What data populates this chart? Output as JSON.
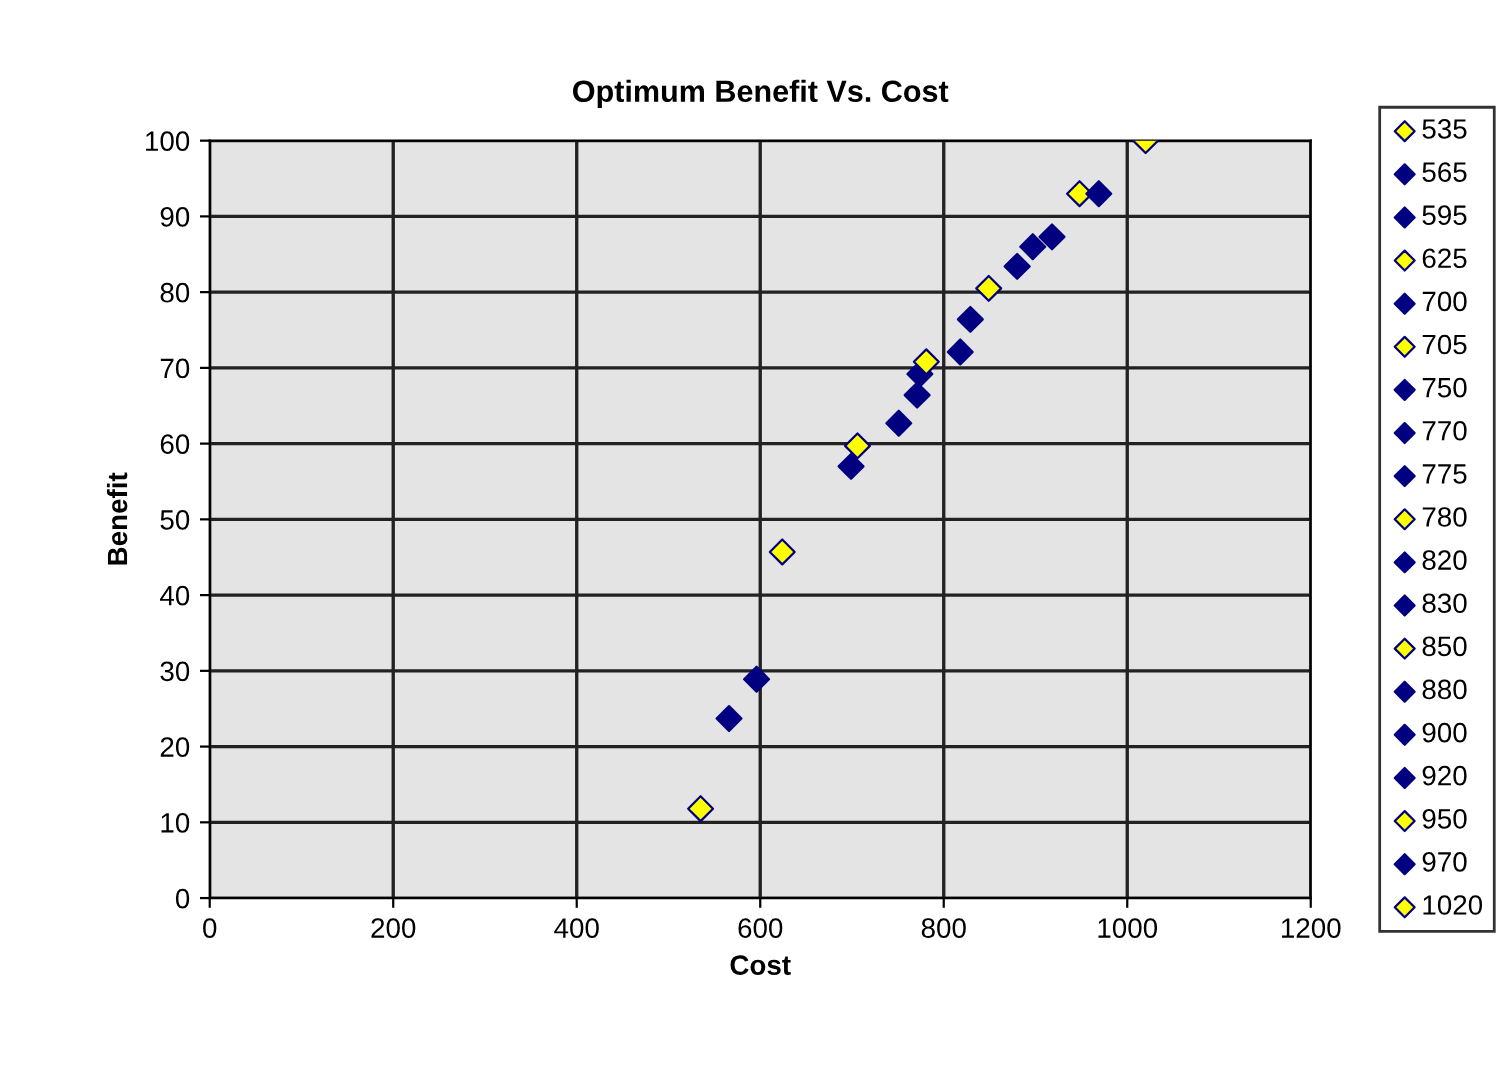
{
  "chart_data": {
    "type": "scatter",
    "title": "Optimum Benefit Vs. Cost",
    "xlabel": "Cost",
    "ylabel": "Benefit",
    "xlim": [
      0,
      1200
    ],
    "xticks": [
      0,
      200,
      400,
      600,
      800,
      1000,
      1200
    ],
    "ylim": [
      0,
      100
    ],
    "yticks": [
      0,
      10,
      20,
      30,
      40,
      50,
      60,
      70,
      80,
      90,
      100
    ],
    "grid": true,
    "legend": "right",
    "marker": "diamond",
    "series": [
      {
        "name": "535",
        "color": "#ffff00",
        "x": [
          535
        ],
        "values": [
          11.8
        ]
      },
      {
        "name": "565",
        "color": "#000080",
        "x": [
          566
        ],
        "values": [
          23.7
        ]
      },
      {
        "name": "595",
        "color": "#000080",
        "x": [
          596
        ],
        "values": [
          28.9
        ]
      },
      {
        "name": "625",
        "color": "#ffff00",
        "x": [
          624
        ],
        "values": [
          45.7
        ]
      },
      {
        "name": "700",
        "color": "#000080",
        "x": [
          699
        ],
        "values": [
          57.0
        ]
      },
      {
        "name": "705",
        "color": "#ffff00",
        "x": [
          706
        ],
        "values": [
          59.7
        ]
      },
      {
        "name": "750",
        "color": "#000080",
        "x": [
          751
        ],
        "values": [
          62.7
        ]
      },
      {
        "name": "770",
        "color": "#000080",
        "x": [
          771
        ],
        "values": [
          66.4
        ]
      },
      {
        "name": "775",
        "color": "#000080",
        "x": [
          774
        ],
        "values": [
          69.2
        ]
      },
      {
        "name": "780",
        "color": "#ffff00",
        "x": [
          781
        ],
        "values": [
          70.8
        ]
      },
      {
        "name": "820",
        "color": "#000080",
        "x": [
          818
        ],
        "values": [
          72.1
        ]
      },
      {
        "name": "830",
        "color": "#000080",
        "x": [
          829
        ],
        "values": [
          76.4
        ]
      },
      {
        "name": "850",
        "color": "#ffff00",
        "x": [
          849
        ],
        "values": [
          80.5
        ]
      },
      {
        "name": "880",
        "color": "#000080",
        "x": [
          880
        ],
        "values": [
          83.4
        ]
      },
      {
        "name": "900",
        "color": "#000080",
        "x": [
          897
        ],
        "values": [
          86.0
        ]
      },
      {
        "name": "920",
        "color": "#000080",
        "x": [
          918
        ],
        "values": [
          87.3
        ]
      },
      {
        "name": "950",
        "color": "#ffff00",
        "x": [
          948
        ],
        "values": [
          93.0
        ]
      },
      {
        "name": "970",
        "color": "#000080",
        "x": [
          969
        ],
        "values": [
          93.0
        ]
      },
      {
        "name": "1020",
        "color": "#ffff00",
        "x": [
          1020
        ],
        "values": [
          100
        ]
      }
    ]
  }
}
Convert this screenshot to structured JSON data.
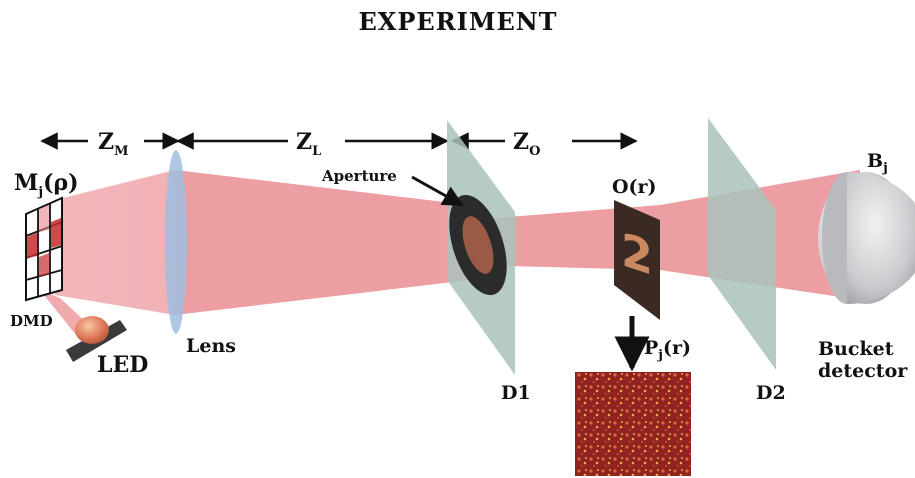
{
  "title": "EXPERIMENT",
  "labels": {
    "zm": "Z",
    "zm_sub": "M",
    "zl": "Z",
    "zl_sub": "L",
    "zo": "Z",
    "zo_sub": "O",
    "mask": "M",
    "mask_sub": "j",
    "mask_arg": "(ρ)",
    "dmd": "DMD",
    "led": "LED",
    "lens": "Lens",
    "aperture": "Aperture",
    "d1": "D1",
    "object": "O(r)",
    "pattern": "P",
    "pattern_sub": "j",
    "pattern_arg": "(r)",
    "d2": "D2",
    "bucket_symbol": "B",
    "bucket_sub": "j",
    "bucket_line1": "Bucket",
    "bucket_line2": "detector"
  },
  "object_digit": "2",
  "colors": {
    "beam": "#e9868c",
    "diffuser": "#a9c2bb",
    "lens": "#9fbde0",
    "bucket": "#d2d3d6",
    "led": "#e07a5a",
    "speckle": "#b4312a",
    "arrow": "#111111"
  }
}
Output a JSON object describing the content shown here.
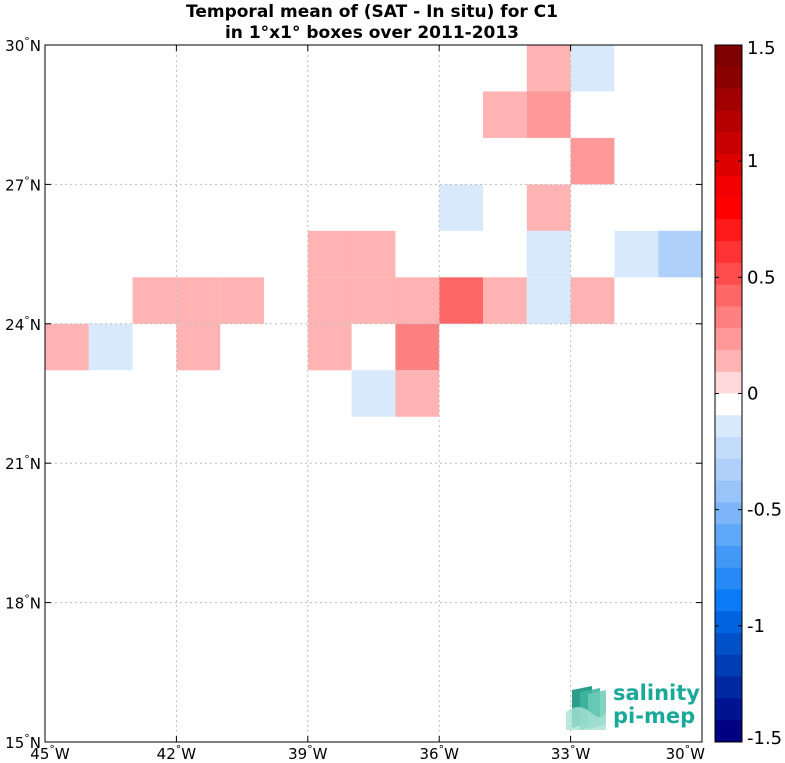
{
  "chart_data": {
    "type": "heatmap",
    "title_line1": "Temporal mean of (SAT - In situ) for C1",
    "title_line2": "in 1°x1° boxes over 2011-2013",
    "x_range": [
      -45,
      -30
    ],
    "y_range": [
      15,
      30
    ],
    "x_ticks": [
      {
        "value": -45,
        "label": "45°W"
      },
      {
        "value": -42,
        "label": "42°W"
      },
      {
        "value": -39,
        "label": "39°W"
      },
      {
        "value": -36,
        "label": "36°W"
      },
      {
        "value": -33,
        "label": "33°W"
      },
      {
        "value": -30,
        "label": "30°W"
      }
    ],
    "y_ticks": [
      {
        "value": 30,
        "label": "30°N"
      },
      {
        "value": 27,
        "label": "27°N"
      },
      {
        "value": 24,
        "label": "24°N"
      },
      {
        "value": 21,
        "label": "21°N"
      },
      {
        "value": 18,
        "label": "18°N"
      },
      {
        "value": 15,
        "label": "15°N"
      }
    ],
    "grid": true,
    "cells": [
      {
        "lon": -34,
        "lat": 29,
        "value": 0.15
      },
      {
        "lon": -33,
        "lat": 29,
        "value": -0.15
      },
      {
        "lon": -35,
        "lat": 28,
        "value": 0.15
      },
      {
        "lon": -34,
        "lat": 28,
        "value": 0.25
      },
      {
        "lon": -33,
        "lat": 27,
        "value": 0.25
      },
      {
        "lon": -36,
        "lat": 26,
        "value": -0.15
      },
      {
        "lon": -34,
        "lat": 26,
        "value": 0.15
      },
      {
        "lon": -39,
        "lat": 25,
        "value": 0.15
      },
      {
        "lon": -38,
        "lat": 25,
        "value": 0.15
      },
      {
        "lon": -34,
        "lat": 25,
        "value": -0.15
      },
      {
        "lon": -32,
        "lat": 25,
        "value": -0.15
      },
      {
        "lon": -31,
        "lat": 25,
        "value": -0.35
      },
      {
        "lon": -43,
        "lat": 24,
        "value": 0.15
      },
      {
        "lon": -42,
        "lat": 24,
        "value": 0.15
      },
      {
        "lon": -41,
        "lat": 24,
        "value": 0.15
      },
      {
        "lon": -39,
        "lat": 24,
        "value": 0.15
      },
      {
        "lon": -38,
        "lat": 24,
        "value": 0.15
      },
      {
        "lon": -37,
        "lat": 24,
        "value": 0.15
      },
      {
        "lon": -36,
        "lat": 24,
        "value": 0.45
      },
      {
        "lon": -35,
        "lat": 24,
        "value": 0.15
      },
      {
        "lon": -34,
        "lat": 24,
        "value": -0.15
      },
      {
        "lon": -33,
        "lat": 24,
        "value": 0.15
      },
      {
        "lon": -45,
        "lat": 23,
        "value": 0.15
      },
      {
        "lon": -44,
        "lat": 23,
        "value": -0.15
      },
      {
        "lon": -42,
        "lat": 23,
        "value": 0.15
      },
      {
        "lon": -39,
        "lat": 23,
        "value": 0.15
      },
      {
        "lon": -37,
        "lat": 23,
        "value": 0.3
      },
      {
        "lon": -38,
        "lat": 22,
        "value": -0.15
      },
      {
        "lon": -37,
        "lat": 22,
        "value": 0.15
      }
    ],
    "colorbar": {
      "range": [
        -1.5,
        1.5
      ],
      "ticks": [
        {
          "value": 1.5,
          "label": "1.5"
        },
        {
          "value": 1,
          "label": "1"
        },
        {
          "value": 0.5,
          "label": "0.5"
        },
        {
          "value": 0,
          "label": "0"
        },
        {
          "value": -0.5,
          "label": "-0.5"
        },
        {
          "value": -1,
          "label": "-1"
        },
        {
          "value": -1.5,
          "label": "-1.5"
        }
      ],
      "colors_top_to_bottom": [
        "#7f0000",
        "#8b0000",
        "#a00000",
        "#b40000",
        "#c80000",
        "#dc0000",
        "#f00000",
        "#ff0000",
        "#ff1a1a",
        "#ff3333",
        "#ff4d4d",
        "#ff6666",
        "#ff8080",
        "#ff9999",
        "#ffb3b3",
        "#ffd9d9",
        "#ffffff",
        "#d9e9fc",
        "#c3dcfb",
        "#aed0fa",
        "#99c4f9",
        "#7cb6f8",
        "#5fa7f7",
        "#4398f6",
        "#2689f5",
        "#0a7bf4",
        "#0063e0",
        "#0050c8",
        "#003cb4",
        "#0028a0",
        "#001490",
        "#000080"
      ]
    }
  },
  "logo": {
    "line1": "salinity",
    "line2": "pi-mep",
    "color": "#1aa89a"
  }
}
________________________
[Task details]
Check each line of the records for the word "Benefit" and extract those that contain it.

[Task result]
    "title": "Optimum Benefit Vs. Cost",
    "ylabel": "Benefit",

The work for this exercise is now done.